* **DATA PROVIDED**:
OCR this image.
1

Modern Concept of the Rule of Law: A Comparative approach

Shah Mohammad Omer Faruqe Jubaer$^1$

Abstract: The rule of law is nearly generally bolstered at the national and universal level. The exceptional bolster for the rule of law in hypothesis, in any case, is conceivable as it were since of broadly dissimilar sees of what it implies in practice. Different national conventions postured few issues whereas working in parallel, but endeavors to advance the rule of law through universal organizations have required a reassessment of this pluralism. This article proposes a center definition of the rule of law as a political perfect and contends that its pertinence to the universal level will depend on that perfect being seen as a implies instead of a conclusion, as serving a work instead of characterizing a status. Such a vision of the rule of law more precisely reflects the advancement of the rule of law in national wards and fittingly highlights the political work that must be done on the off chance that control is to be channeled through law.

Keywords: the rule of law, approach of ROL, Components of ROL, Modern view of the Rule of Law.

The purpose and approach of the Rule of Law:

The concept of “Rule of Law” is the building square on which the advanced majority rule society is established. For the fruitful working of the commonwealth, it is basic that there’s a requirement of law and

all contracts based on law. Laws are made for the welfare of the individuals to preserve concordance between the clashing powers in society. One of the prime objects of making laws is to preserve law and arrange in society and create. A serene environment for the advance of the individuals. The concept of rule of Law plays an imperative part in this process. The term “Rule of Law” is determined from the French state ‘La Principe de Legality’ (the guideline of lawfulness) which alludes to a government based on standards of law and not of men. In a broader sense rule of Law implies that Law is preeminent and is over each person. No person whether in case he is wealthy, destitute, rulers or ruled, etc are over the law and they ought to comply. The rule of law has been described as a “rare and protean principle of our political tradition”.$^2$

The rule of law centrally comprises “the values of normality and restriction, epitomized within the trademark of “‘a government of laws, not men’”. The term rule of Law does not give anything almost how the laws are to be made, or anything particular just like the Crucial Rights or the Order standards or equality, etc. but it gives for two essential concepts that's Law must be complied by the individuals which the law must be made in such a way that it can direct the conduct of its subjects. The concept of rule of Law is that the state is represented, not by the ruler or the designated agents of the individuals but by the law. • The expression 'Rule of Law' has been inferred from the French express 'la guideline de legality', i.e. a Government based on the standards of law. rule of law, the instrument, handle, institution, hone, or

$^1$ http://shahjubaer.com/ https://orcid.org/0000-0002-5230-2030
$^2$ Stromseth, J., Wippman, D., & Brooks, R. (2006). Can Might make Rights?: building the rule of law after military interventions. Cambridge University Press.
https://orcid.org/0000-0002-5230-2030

* **TO BE DONE**:
Restate each record word for word.

* **WRITTEN RESPONSE**:
OCR this image.
1

Modern Concept of the Rule of Law: A Comparative approach

Shah Mohammad Omer Faruqe Jubaer$^1$

Abstract: The rule of law is nearly generally bolstered at the national and universal level. The exceptional bolster for the rule of law in hypothesis, in any case, is conceivable as it were since of broadly dissimilar sees of what it implies in practice. Different national conventions postured few issues whereas working in parallel, but endeavors to advance the rule of law through universal organizations have required a reassessment of this pluralism. This article proposes a center definition of the rule of law as a political perfect and contends that its pertinence to the universal level will depend on that perfect being seen as a implies instead of a conclusion, as serving a work instead of characterizing a status. Such a vision of the rule of law more precisely reflects the advancement of the rule of law in national wards and fittingly highlights the political work that must be done on the off chance that control is to be channeled through law.

Keywords: the rule of law, approach of ROL, Components of ROL, Modern view of the Rule of Law.

The purpose and approach of the Rule of Law:

The concept of “Rule of Law” is the building square on which the advanced majority rule society is established. For the fruitful working of the commonwealth, it is basic that there’s a requirement of law and

all contracts based on law. Laws are made for the welfare of the individuals to preserve concordance between the clashing powers in society. One of the prime objects of making laws is to preserve law and arrange in society and create. A serene environment for the advance of the individuals. The concept of rule of Law plays an imperative part in this process. The term “Rule of Law” is determined from the French state ‘La Principe de Legality’ (the guideline of lawfulness) which alludes to a government based on standards of law and not of men. In a broader sense rule of Law implies that Law is preeminent and is over each person. No person whether in case he is wealthy, destitute, rulers or ruled, etc are over the law and they ought to comply. The rule of law has been described as a “rare and protean principle of our political tradition”.$^2$

The rule of law centrally comprises “the values of normality and restriction, epitomized within the trademark of “‘a government of laws, not men’”. The term rule of Law does not give anything almost how the laws are to be made, or anything particular just like the Crucial Rights or the Order standards or equality, etc. but it gives for two essential concepts that's Law must be complied by the individuals which the law must be made in such a way that it can direct the conduct of its subjects. The concept of rule of Law is that the state is represented, not by the ruler or the designated agents of the individuals but by the law. • The expression 'Rule of Law' has been inferred from the French express 'la guideline de legality', i.e. a Government based on the standards of law. rule of law, the instrument, handle, institution, hone, or

$^1$ http://shahjubaer.com/ https://orcid.org/0000-0002-5230-2030
$^2$ Stromseth, J., Wippman, D., & Brooks, R. (2006). Can Might make Rights?: building the rule of law after military interventions. Cambridge University Press.
https://orcid.org/0000-0002-5230-2030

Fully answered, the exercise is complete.